-------- Dataset excerpts

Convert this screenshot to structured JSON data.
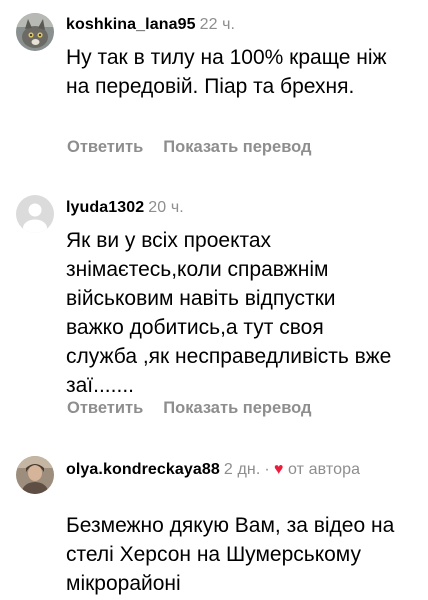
{
  "comments": [
    {
      "username": "koshkina_lana95",
      "time": "22 ч.",
      "text": "Ну так в тилу на 100% краще ніж на передовій. Піар та брехня.",
      "reply_label": "Ответить",
      "translate_label": "Показать перевод",
      "avatar": "cat-photo"
    },
    {
      "username": "lyuda1302",
      "time": "20 ч.",
      "text": "Як ви у всіх проектах знімаєтесь,коли справжнім військовим навіть відпустки важко добитись,а тут своя служба ,як несправедливість вже заї.......",
      "reply_label": "Ответить",
      "translate_label": "Показать перевод",
      "avatar": "default-user"
    },
    {
      "username": "olya.kondreckaya88",
      "time": "2 дн.",
      "separator": "·",
      "liked_by_author_label": "от автора",
      "text": "Безмежно дякую Вам, за відео на стелі Херсон на Шумерському мікрорайоні",
      "avatar": "person-photo"
    }
  ],
  "colors": {
    "meta_gray": "#8e8e8e",
    "heart_red": "#ed1c3d"
  }
}
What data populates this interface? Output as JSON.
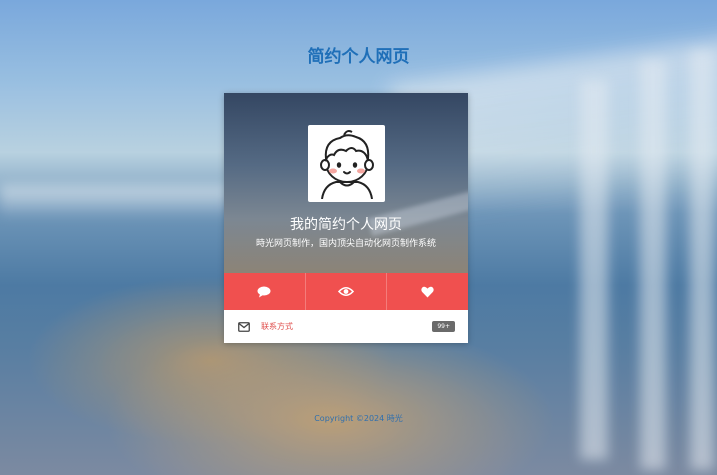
{
  "page": {
    "title": "简约个人网页",
    "footer": "Copyright ©2024 時光"
  },
  "card": {
    "title": "我的简约个人网页",
    "subtitle": "時光网页制作，国内顶尖自动化网页制作系统",
    "actions": [
      {
        "icon": "comment-icon"
      },
      {
        "icon": "eye-icon"
      },
      {
        "icon": "heart-icon"
      }
    ],
    "contact": {
      "icon": "mail-icon",
      "label": "联系方式",
      "badge": "99+"
    }
  },
  "colors": {
    "accent": "#f0504f",
    "title": "#1f6fb8",
    "footer": "#2f6fae",
    "badge": "#6a6a6a"
  }
}
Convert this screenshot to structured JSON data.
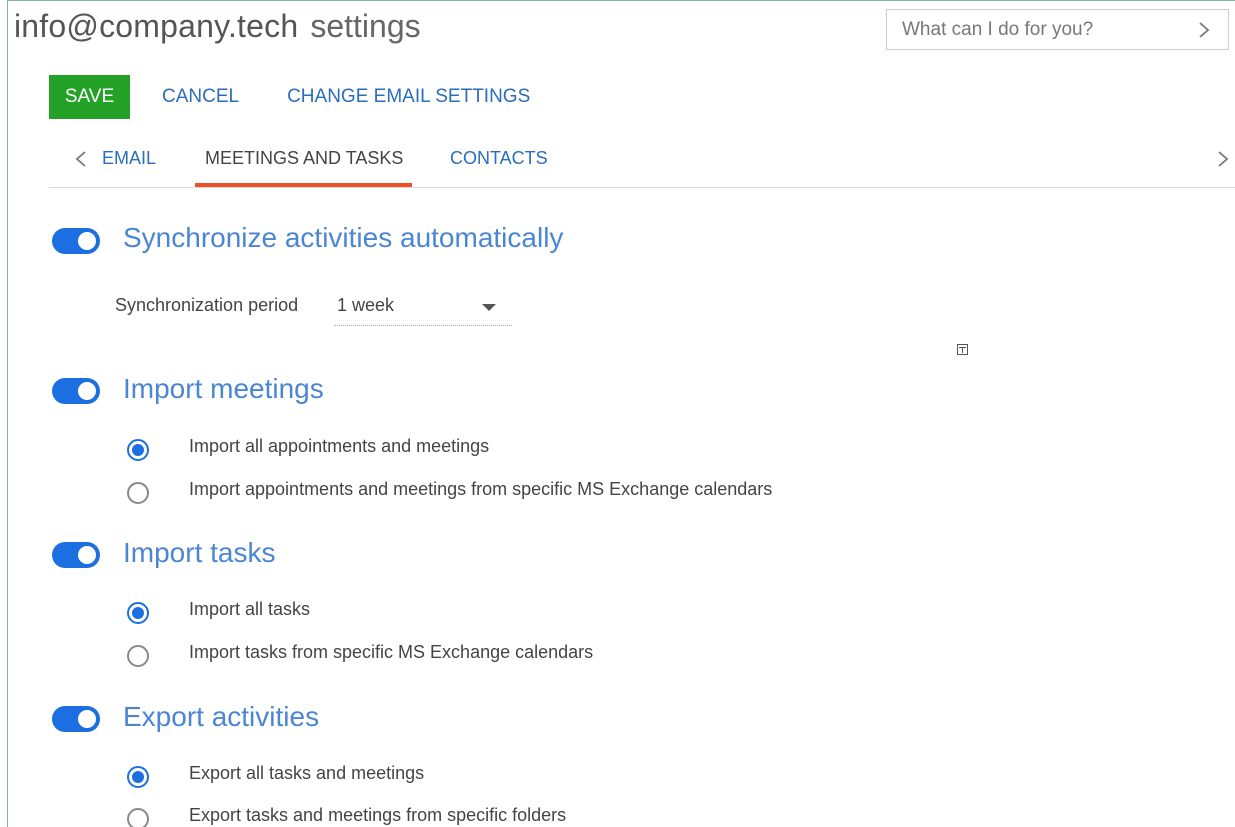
{
  "header": {
    "email": "info@company.tech",
    "suffix": "settings"
  },
  "search": {
    "placeholder": "What can I do for you?"
  },
  "toolbar": {
    "save_label": "SAVE",
    "cancel_label": "CANCEL",
    "change_email_label": "CHANGE EMAIL SETTINGS"
  },
  "tabs": [
    {
      "label": "EMAIL",
      "active": false
    },
    {
      "label": "MEETINGS AND TASKS",
      "active": true
    },
    {
      "label": "CONTACTS",
      "active": false
    }
  ],
  "sync": {
    "title": "Synchronize activities automatically",
    "enabled": true,
    "period_label": "Synchronization period",
    "period_value": "1 week"
  },
  "import_meetings": {
    "title": "Import meetings",
    "enabled": true,
    "options": [
      {
        "label": "Import all appointments and meetings",
        "checked": true
      },
      {
        "label": "Import appointments and meetings from specific MS Exchange calendars",
        "checked": false
      }
    ]
  },
  "import_tasks": {
    "title": "Import tasks",
    "enabled": true,
    "options": [
      {
        "label": "Import all tasks",
        "checked": true
      },
      {
        "label": "Import tasks from specific MS Exchange calendars",
        "checked": false
      }
    ]
  },
  "export_activities": {
    "title": "Export activities",
    "enabled": true,
    "options": [
      {
        "label": "Export all tasks and meetings",
        "checked": true
      },
      {
        "label": "Export tasks and meetings from specific folders",
        "checked": false
      }
    ]
  },
  "colors": {
    "accent_blue": "#1b6fe0",
    "link_blue": "#2a6ebb",
    "save_green": "#23a227",
    "tab_underline": "#f04e23",
    "title_blue": "#4a86d4"
  },
  "icons": [
    "chevron-right-icon",
    "chevron-left-icon",
    "window-icon"
  ]
}
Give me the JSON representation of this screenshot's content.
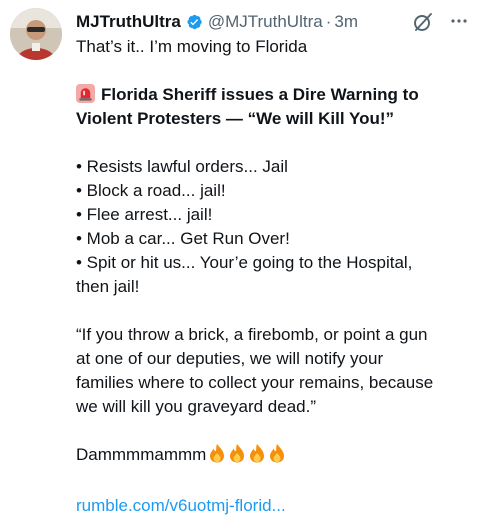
{
  "author": {
    "name": "MJTruthUltra",
    "handle": "@MJTruthUltra",
    "separator": "·",
    "time": "3m"
  },
  "icons": {
    "verified": "verified-badge-icon",
    "grok": "grok-icon",
    "more": "more-options-icon",
    "siren": "siren-emoji",
    "fire": "fire-emoji"
  },
  "colors": {
    "text": "#0f1419",
    "secondary": "#536471",
    "accent": "#1d9bf0"
  },
  "tweet": {
    "intro": "That’s it.. I’m moving to Florida",
    "headline": [
      "Florida Sheriff issues a Dire Warning to",
      "Violent Protesters — “We will Kill You!”"
    ],
    "bullets": [
      "• Resists lawful orders... Jail",
      "• Block a road... jail!",
      "• Flee arrest... jail!",
      "• Mob a car... Get Run Over!",
      "• Spit or hit us... Your’e going to the Hospital,"
    ],
    "bullet_cont": "then jail!",
    "quote": [
      "“If you throw a brick, a firebomb, or point a gun",
      "at one of our deputies, we will notify your",
      "families where to collect your remains, because",
      "we will kill you graveyard dead.”"
    ],
    "outro": "Dammmmammm",
    "link": "rumble.com/v6uotmj-florid..."
  }
}
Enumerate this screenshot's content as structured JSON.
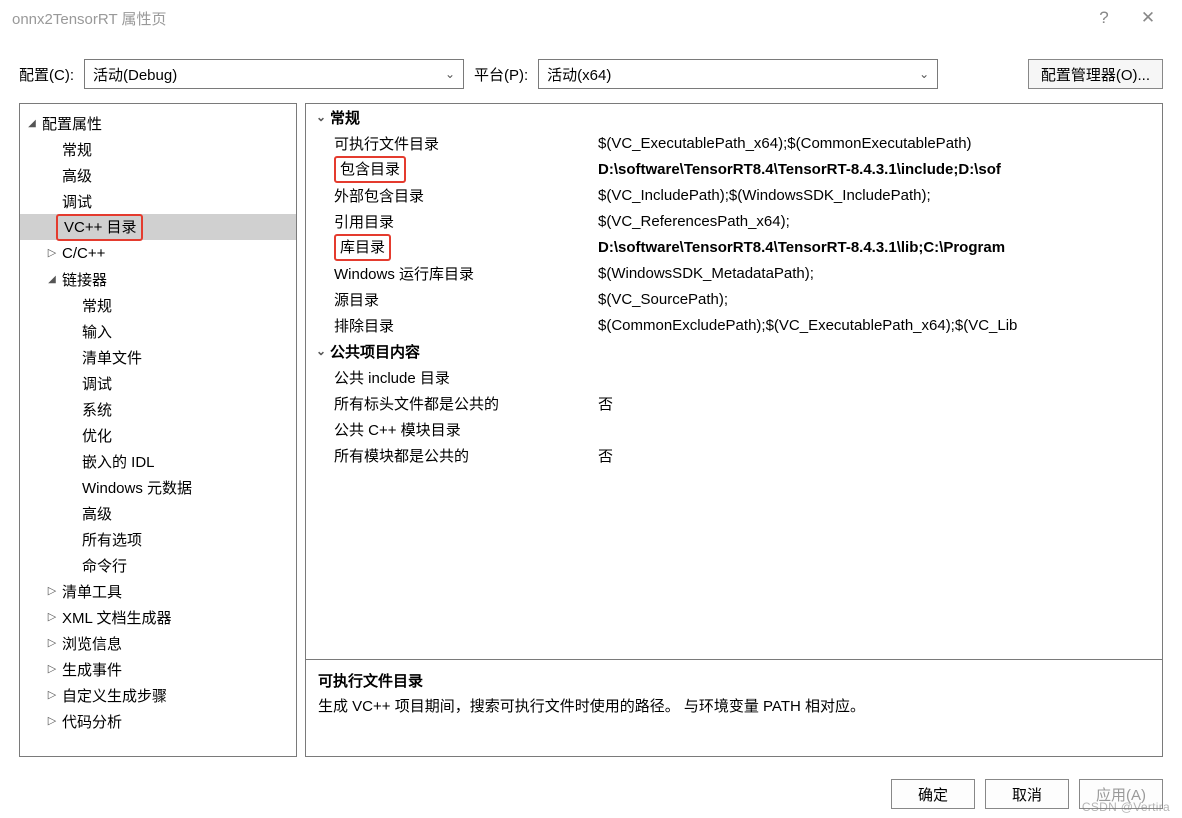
{
  "window": {
    "title": "onnx2TensorRT 属性页",
    "help_icon": "?",
    "close_icon": "✕"
  },
  "toolbar": {
    "config_label": "配置(C):",
    "config_value": "活动(Debug)",
    "platform_label": "平台(P):",
    "platform_value": "活动(x64)",
    "config_manager": "配置管理器(O)..."
  },
  "tree": [
    {
      "label": "配置属性",
      "depth": 0,
      "arrow": "open"
    },
    {
      "label": "常规",
      "depth": 1,
      "arrow": "none"
    },
    {
      "label": "高级",
      "depth": 1,
      "arrow": "none"
    },
    {
      "label": "调试",
      "depth": 1,
      "arrow": "none"
    },
    {
      "label": "VC++ 目录",
      "depth": 1,
      "arrow": "none",
      "selected": true,
      "redbox": true
    },
    {
      "label": "C/C++",
      "depth": 1,
      "arrow": "closed"
    },
    {
      "label": "链接器",
      "depth": 1,
      "arrow": "open"
    },
    {
      "label": "常规",
      "depth": 2,
      "arrow": "none"
    },
    {
      "label": "输入",
      "depth": 2,
      "arrow": "none"
    },
    {
      "label": "清单文件",
      "depth": 2,
      "arrow": "none"
    },
    {
      "label": "调试",
      "depth": 2,
      "arrow": "none"
    },
    {
      "label": "系统",
      "depth": 2,
      "arrow": "none"
    },
    {
      "label": "优化",
      "depth": 2,
      "arrow": "none"
    },
    {
      "label": "嵌入的 IDL",
      "depth": 2,
      "arrow": "none"
    },
    {
      "label": "Windows 元数据",
      "depth": 2,
      "arrow": "none"
    },
    {
      "label": "高级",
      "depth": 2,
      "arrow": "none"
    },
    {
      "label": "所有选项",
      "depth": 2,
      "arrow": "none"
    },
    {
      "label": "命令行",
      "depth": 2,
      "arrow": "none"
    },
    {
      "label": "清单工具",
      "depth": 1,
      "arrow": "closed"
    },
    {
      "label": "XML 文档生成器",
      "depth": 1,
      "arrow": "closed"
    },
    {
      "label": "浏览信息",
      "depth": 1,
      "arrow": "closed"
    },
    {
      "label": "生成事件",
      "depth": 1,
      "arrow": "closed"
    },
    {
      "label": "自定义生成步骤",
      "depth": 1,
      "arrow": "closed"
    },
    {
      "label": "代码分析",
      "depth": 1,
      "arrow": "closed"
    }
  ],
  "groups": [
    {
      "title": "常规",
      "rows": [
        {
          "name": "可执行文件目录",
          "value": "$(VC_ExecutablePath_x64);$(CommonExecutablePath)"
        },
        {
          "name": "包含目录",
          "value": "D:\\software\\TensorRT8.4\\TensorRT-8.4.3.1\\include;D:\\sof",
          "bold": true,
          "redbox": true
        },
        {
          "name": "外部包含目录",
          "value": "$(VC_IncludePath);$(WindowsSDK_IncludePath);"
        },
        {
          "name": "引用目录",
          "value": "$(VC_ReferencesPath_x64);"
        },
        {
          "name": "库目录",
          "value": "D:\\software\\TensorRT8.4\\TensorRT-8.4.3.1\\lib;C:\\Program",
          "bold": true,
          "redbox": true
        },
        {
          "name": "Windows 运行库目录",
          "value": "$(WindowsSDK_MetadataPath);"
        },
        {
          "name": "源目录",
          "value": "$(VC_SourcePath);"
        },
        {
          "name": "排除目录",
          "value": "$(CommonExcludePath);$(VC_ExecutablePath_x64);$(VC_Lib"
        }
      ]
    },
    {
      "title": "公共项目内容",
      "rows": [
        {
          "name": "公共 include 目录",
          "value": ""
        },
        {
          "name": "所有标头文件都是公共的",
          "value": "否"
        },
        {
          "name": "公共 C++ 模块目录",
          "value": ""
        },
        {
          "name": "所有模块都是公共的",
          "value": "否"
        }
      ]
    }
  ],
  "description": {
    "title": "可执行文件目录",
    "text": "生成 VC++ 项目期间，搜索可执行文件时使用的路径。  与环境变量 PATH 相对应。"
  },
  "buttons": {
    "ok": "确定",
    "cancel": "取消",
    "apply": "应用(A)"
  },
  "watermark": "CSDN @Vertira"
}
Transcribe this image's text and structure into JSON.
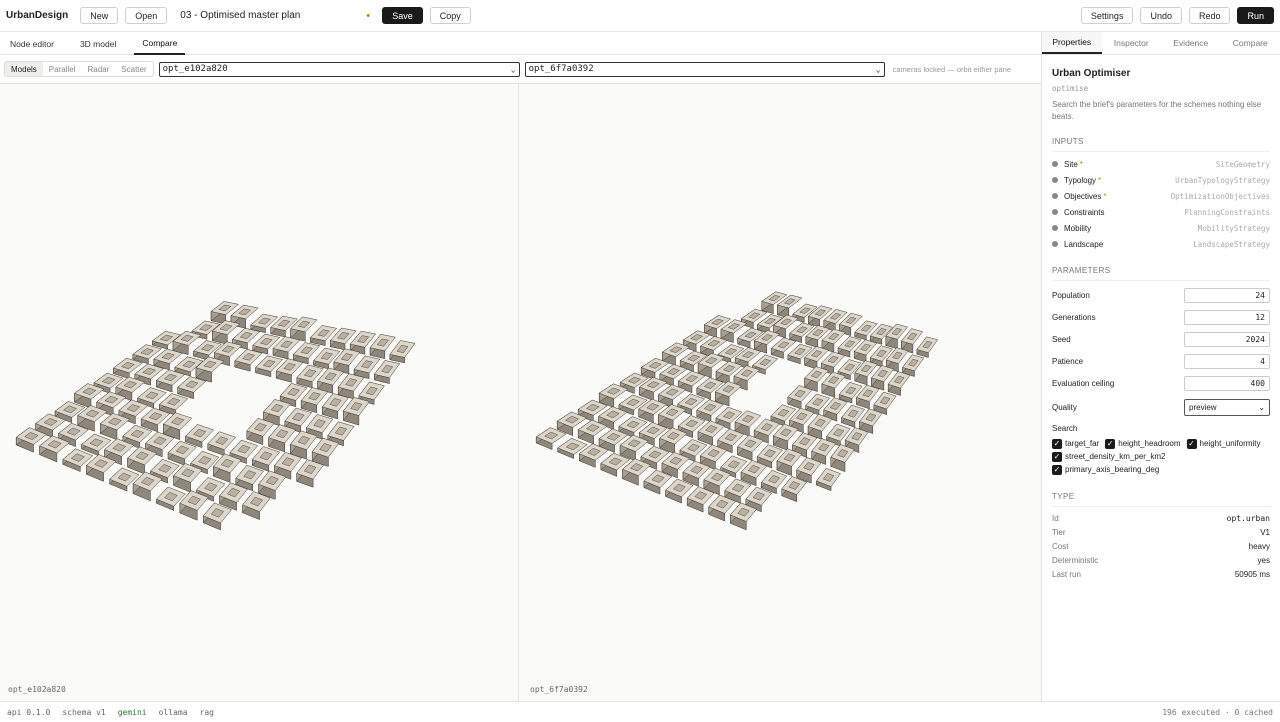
{
  "app": {
    "name": "UrbanDesign"
  },
  "toolbar": {
    "new_label": "New",
    "open_label": "Open",
    "doc_title": "03 - Optimised master plan",
    "dirty_indicator": "•",
    "save_label": "Save",
    "copy_label": "Copy",
    "settings_label": "Settings",
    "undo_label": "Undo",
    "redo_label": "Redo",
    "run_label": "Run"
  },
  "main_tabs": [
    "Node editor",
    "3D model",
    "Compare"
  ],
  "compare": {
    "modes": [
      "Models",
      "Parallel",
      "Radar",
      "Scatter"
    ],
    "left_select": "opt_e102a820",
    "right_select": "opt_6f7a0392",
    "hint": "cameras locked — orbit either pane",
    "left_label": "opt_e102a820",
    "right_label": "opt_6f7a0392"
  },
  "sidebar": {
    "tabs": [
      "Properties",
      "Inspector",
      "Evidence",
      "Compare"
    ],
    "node_title": "Urban Optimiser",
    "node_code": "optimise",
    "node_desc": "Search the brief's parameters for the schemes nothing else beats.",
    "inputs_heading": "INPUTS",
    "inputs": [
      {
        "name": "Site",
        "req": "*",
        "type": "SiteGeometry"
      },
      {
        "name": "Typology",
        "req": "*",
        "type": "UrbanTypologyStrategy"
      },
      {
        "name": "Objectives",
        "req": "*",
        "type": "OptimizationObjectives"
      },
      {
        "name": "Constraints",
        "req": "",
        "type": "PlanningConstraints"
      },
      {
        "name": "Mobility",
        "req": "",
        "type": "MobilityStrategy"
      },
      {
        "name": "Landscape",
        "req": "",
        "type": "LandscapeStrategy"
      }
    ],
    "parameters_heading": "PARAMETERS",
    "parameters": [
      {
        "name": "Population",
        "value": "24"
      },
      {
        "name": "Generations",
        "value": "12"
      },
      {
        "name": "Seed",
        "value": "2024"
      },
      {
        "name": "Patience",
        "value": "4"
      },
      {
        "name": "Evaluation ceiling",
        "value": "400"
      }
    ],
    "quality": {
      "name": "Quality",
      "value": "preview"
    },
    "search_label": "Search",
    "search_checks": [
      "target_far",
      "height_headroom",
      "height_uniformity",
      "street_density_km_per_km2",
      "primary_axis_bearing_deg"
    ],
    "type_heading": "TYPE",
    "type_rows": [
      {
        "k": "Id",
        "v": "opt.urban"
      },
      {
        "k": "Tier",
        "v": "V1"
      },
      {
        "k": "Cost",
        "v": "heavy"
      },
      {
        "k": "Deterministic",
        "v": "yes"
      },
      {
        "k": "Last run",
        "v": "50905 ms"
      }
    ]
  },
  "status": {
    "api": "api 0.1.0",
    "schema": "schema v1",
    "gemini": "gemini",
    "ollama": "ollama",
    "rag": "rag",
    "executed": "196 executed · 0 cached"
  },
  "colors": {
    "accent_orange": "#d07800",
    "ok_green": "#2e7d32",
    "building_top": "#d9d2c6",
    "building_side": "#8a8276"
  }
}
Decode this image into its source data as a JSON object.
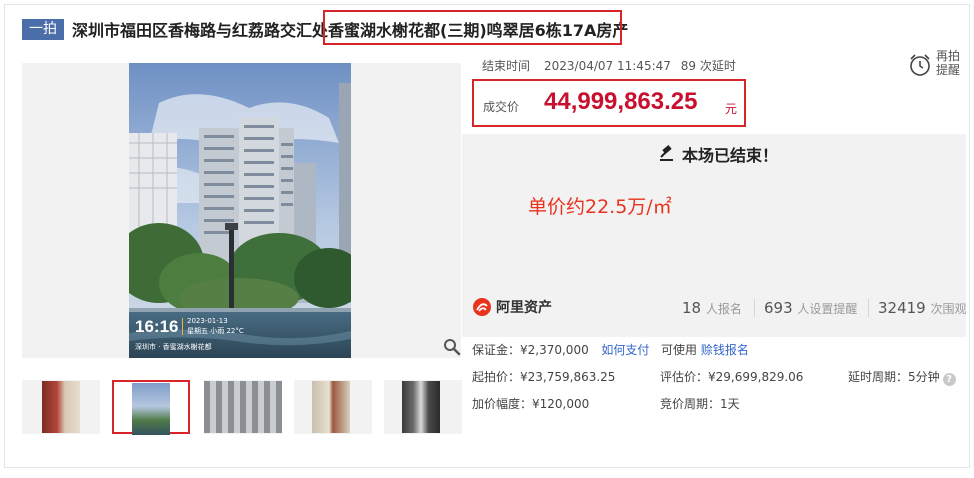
{
  "header": {
    "tag": "一拍",
    "title": "深圳市福田区香梅路与红荔路交汇处香蜜湖水榭花都(三期)鸣翠居6栋17A房产"
  },
  "photo_overlay": {
    "time": "16:16",
    "date": "2023-01-13",
    "weather": "星期五 小雨 22°C",
    "location": "深圳市 · 香蜜湖水榭花都"
  },
  "auction": {
    "end_label": "结束时间",
    "end_time": "2023/04/07 11:45:47",
    "delay_count": "89",
    "delay_label": "次延时",
    "reminder_line1": "再拍",
    "reminder_line2": "提醒",
    "price_label": "成交价",
    "price_value": "44,999,863.25",
    "price_unit": "元",
    "ended_text": "本场已结束！",
    "unit_price_note": "单价约22.5万/㎡"
  },
  "platform": {
    "logo_text": "阿里资产"
  },
  "stats": {
    "signups": "18",
    "signups_label": "人报名",
    "reminders": "693",
    "reminders_label": "人设置提醒",
    "views": "32419",
    "views_label": "次围观"
  },
  "details": {
    "deposit": "保证金：¥2,370,000",
    "pay_link": "如何支付",
    "can_use": "可使用",
    "credit_link": "赊钱报名",
    "start_price": "起拍价：¥23,759,863.25",
    "appraisal": "评估价：¥29,699,829.06",
    "delay_period": "延时周期：5分钟",
    "increment": "加价幅度：¥120,000",
    "bid_period": "竞价周期：1天"
  },
  "colors": {
    "accent_red": "#c8102e",
    "highlight_border": "#d9252a",
    "link_blue": "#3366cc",
    "tag_blue": "#4a6ea9"
  }
}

----------------

Work instructions:
Every line of the listing that holds "badge" should be found and copied.

Completed task:
      "badge": "99+"
    "badge": "#6a6a6a"
    "verified": "verified-badge-icon",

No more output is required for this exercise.